▸ **The exercise**: Records follow. Select each line holding "είναι".

— Start Provided data —

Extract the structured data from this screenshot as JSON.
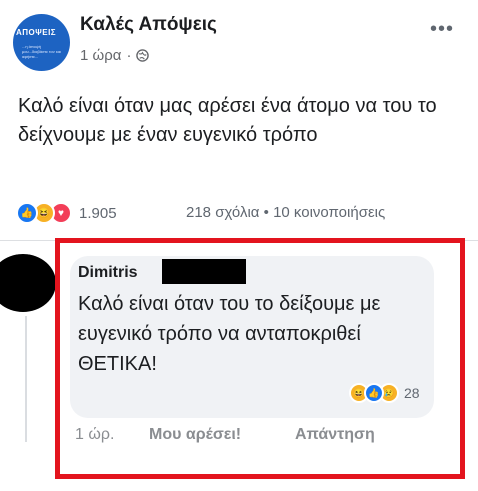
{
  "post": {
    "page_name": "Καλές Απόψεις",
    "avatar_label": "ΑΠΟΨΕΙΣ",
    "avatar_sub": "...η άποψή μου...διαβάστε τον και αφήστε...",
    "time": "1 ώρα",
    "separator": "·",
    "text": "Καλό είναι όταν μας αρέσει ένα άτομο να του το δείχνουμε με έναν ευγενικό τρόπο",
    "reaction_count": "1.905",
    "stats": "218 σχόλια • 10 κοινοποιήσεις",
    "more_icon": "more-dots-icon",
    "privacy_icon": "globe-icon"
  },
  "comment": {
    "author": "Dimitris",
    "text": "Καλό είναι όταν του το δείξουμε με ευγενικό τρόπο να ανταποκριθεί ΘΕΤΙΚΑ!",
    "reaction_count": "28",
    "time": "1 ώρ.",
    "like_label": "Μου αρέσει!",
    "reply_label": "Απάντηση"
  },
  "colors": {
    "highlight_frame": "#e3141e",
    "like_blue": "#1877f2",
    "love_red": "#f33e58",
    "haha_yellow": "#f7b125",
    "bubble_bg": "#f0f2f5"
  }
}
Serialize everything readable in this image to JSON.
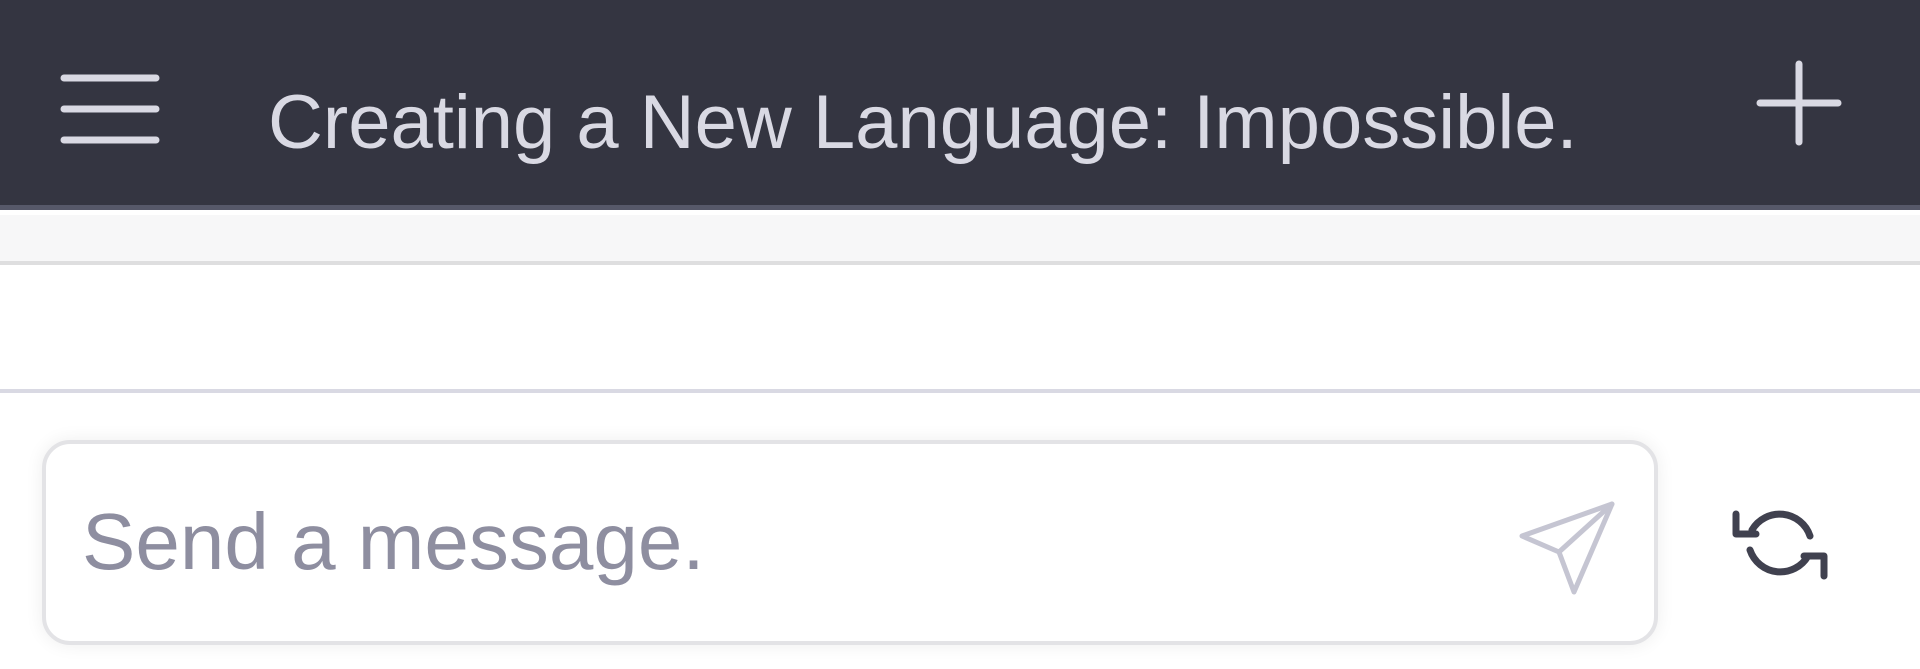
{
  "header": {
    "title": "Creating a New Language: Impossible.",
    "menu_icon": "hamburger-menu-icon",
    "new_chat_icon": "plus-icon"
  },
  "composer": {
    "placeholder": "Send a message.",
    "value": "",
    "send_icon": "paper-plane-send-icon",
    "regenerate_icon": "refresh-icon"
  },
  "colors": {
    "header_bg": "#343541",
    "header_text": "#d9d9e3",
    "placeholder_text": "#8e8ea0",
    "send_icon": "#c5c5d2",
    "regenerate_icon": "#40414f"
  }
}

— End Provided data —

▸ **Exercise answer**:
    "text": "Καλό είναι όταν μας αρέσει ένα άτομο να του το δείχνουμε με έναν ευγενικό τρόπο",
    "text": "Καλό είναι όταν του το δείξουμε με ευγενικό τρόπο να ανταποκριθεί ΘΕΤΙΚΑ!",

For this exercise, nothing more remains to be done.